■ What the exercise asks:
Leaving out the pictures, please retype each record exactly.

(Stored records)
>>>

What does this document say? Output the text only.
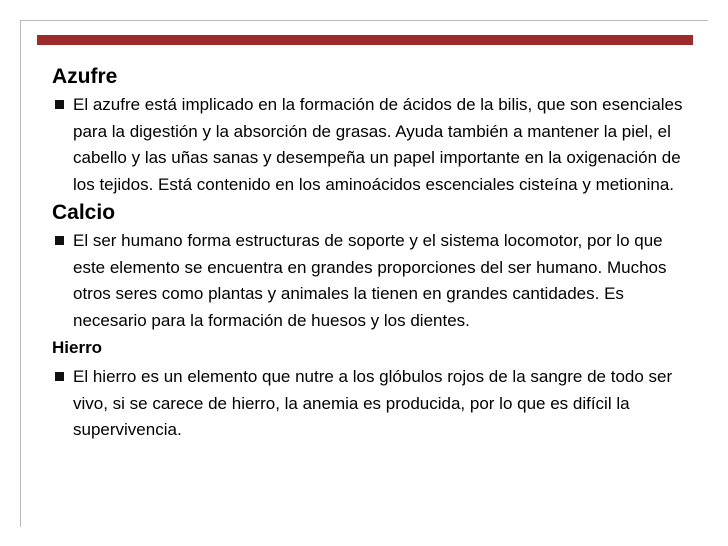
Azufre
El azufre está implicado en la formación de ácidos de la bilis, que son esenciales para la digestión y la absorción de grasas. Ayuda también a mantener la piel, el cabello y las uñas sanas y desempeña un papel importante en la oxigenación de los tejidos. Está contenido en los aminoácidos escenciales cisteína y metionina.
Calcio
El ser humano forma estructuras de soporte y el sistema locomotor, por lo que este elemento se encuentra en grandes proporciones del ser humano. Muchos otros seres como plantas y animales la tienen en grandes cantidades. Es necesario para la formación de huesos y los dientes.
Hierro
El hierro es un elemento que nutre a los glóbulos rojos de la sangre de todo ser vivo, si se carece de hierro, la anemia es producida, por lo que es difícil la supervivencia.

<<<

■ Full answer:
What does this document say? Output the text only.
Azufre
El azufre está implicado en la formación de ácidos de la bilis, que son esenciales para la digestión y la absorción de grasas. Ayuda también a mantener la piel, el cabello y las uñas sanas y desempeña un papel importante en la oxigenación de los tejidos. Está contenido en los aminoácidos escenciales cisteína y metionina.
Calcio
El ser humano forma estructuras de soporte y el sistema locomotor, por lo que este elemento se encuentra en grandes proporciones del ser humano. Muchos otros seres como plantas y animales la tienen en grandes cantidades. Es necesario para la formación de huesos y los dientes.
Hierro
El hierro es un elemento que nutre a los glóbulos rojos de la sangre de todo ser vivo, si se carece de hierro, la anemia es producida, por lo que es difícil la supervivencia.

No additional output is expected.